Exercise aim: Go through the records and give each one again exactly.
── Input
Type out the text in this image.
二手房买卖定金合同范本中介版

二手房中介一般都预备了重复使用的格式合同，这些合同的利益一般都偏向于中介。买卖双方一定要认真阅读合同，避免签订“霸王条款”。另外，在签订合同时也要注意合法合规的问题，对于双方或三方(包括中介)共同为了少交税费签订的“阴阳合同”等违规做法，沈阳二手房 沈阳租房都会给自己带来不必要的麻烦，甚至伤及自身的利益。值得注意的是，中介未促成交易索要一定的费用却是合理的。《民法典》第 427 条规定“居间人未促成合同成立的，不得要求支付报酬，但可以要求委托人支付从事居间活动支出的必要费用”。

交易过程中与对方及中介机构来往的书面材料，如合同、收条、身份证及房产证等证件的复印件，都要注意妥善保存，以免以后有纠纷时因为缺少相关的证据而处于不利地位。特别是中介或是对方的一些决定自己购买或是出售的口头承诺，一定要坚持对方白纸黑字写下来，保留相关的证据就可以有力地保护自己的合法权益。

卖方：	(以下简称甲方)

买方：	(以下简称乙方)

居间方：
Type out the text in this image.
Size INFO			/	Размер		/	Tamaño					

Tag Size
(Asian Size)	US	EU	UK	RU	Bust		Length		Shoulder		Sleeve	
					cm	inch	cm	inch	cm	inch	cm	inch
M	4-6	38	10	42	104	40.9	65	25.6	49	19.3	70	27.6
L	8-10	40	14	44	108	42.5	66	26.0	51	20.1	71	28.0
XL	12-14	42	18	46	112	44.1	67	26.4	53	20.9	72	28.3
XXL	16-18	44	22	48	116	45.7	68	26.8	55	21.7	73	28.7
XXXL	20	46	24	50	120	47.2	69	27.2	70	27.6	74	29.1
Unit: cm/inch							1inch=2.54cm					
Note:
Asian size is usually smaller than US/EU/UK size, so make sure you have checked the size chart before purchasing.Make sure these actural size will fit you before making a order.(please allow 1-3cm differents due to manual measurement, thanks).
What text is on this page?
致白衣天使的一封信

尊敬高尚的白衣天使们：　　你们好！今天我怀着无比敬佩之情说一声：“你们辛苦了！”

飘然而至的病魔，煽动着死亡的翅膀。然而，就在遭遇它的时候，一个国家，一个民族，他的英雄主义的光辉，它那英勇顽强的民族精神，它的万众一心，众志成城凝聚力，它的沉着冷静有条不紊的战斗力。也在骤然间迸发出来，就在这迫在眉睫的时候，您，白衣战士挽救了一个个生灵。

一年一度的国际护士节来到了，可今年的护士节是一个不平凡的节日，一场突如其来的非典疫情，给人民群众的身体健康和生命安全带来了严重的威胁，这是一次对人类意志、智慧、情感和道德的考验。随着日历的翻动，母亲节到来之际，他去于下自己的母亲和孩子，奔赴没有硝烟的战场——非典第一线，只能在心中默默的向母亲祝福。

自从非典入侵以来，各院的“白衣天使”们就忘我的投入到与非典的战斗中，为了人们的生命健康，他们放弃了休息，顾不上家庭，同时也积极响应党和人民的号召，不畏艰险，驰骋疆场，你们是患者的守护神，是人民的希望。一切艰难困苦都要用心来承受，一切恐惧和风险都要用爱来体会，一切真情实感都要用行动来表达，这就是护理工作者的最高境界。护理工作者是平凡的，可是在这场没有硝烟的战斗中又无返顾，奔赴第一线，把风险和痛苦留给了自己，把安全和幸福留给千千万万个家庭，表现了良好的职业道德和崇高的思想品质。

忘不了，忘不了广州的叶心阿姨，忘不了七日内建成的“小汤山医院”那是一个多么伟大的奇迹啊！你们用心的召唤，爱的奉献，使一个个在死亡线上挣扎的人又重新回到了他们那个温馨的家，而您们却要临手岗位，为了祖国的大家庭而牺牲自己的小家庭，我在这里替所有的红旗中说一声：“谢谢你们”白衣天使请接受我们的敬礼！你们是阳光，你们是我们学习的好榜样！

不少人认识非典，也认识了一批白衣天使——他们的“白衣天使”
────
Expected answer:
Type out the text in this image.
二手房买卖定金合同范本中介版

二手房中介一般都预备了重复使用的格式合同，这些合同的利益一般都偏向于中介。买卖双方一定要认真阅读合同，避免签订“霸王条款”。另外，在签订合同时也要注意合法合规的问题，对于双方或三方(包括中介)共同为了少交税费签订的“阴阳合同”等违规做法，沈阳二手房 沈阳租房都会给自己带来不必要的麻烦，甚至伤及自身的利益。值得注意的是，中介未促成交易索要一定的费用却是合理的。《民法典》第 427 条规定“居间人未促成合同成立的，不得要求支付报酬，但可以要求委托人支付从事居间活动支出的必要费用”。

交易过程中与对方及中介机构来往的书面材料，如合同、收条、身份证及房产证等证件的复印件，都要注意妥善保存，以免以后有纠纷时因为缺少相关的证据而处于不利地位。特别是中介或是对方的一些决定自己购买或是出售的口头承诺，一定要坚持对方白纸黑字写下来，保留相关的证据就可以有力地保护自己的合法权益。

卖方：	(以下简称甲方)

买方：	(以下简称乙方)

居间方：
Type out the text in this image.
Size INFO			/	Размер		/	Tamaño					

Tag Size
(Asian Size)	US	EU	UK	RU	Bust		Length		Shoulder		Sleeve	
					cm	inch	cm	inch	cm	inch	cm	inch
M	4-6	38	10	42	104	40.9	65	25.6	49	19.3	70	27.6
L	8-10	40	14	44	108	42.5	66	26.0	51	20.1	71	28.0
XL	12-14	42	18	46	112	44.1	67	26.4	53	20.9	72	28.3
XXL	16-18	44	22	48	116	45.7	68	26.8	55	21.7	73	28.7
XXXL	20	46	24	50	120	47.2	69	27.2	70	27.6	74	29.1
Unit: cm/inch							1inch=2.54cm					
Note:
Asian size is usually smaller than US/EU/UK size, so make sure you have checked the size chart before purchasing.Make sure these actural size will fit you before making a order.(please allow 1-3cm differents due to manual measurement, thanks).
What text is on this page?
致白衣天使的一封信

尊敬高尚的白衣天使们：　　你们好！今天我怀着无比敬佩之情说一声：“你们辛苦了！”

飘然而至的病魔，煽动着死亡的翅膀。然而，就在遭遇它的时候，一个国家，一个民族，他的英雄主义的光辉，它那英勇顽强的民族精神，它的万众一心，众志成城凝聚力，它的沉着冷静有条不紊的战斗力。也在骤然间迸发出来，就在这迫在眉睫的时候，您，白衣战士挽救了一个个生灵。

一年一度的国际护士节来到了，可今年的护士节是一个不平凡的节日，一场突如其来的非典疫情，给人民群众的身体健康和生命安全带来了严重的威胁，这是一次对人类意志、智慧、情感和道德的考验。随着日历的翻动，母亲节到来之际，他去于下自己的母亲和孩子，奔赴没有硝烟的战场——非典第一线，只能在心中默默的向母亲祝福。

自从非典入侵以来，各院的“白衣天使”们就忘我的投入到与非典的战斗中，为了人们的生命健康，他们放弃了休息，顾不上家庭，同时也积极响应党和人民的号召，不畏艰险，驰骋疆场，你们是患者的守护神，是人民的希望。一切艰难困苦都要用心来承受，一切恐惧和风险都要用爱来体会，一切真情实感都要用行动来表达，这就是护理工作者的最高境界。护理工作者是平凡的，可是在这场没有硝烟的战斗中又无返顾，奔赴第一线，把风险和痛苦留给了自己，把安全和幸福留给千千万万个家庭，表现了良好的职业道德和崇高的思想品质。

忘不了，忘不了广州的叶心阿姨，忘不了七日内建成的“小汤山医院”那是一个多么伟大的奇迹啊！你们用心的召唤，爱的奉献，使一个个在死亡线上挣扎的人又重新回到了他们那个温馨的家，而您们却要临手岗位，为了祖国的大家庭而牺牲自己的小家庭，我在这里替所有的红旗中说一声：“谢谢你们”白衣天使请接受我们的敬礼！你们是阳光，你们是我们学习的好榜样！

不少人认识非典，也认识了一批白衣天使——他们的“白衣天使”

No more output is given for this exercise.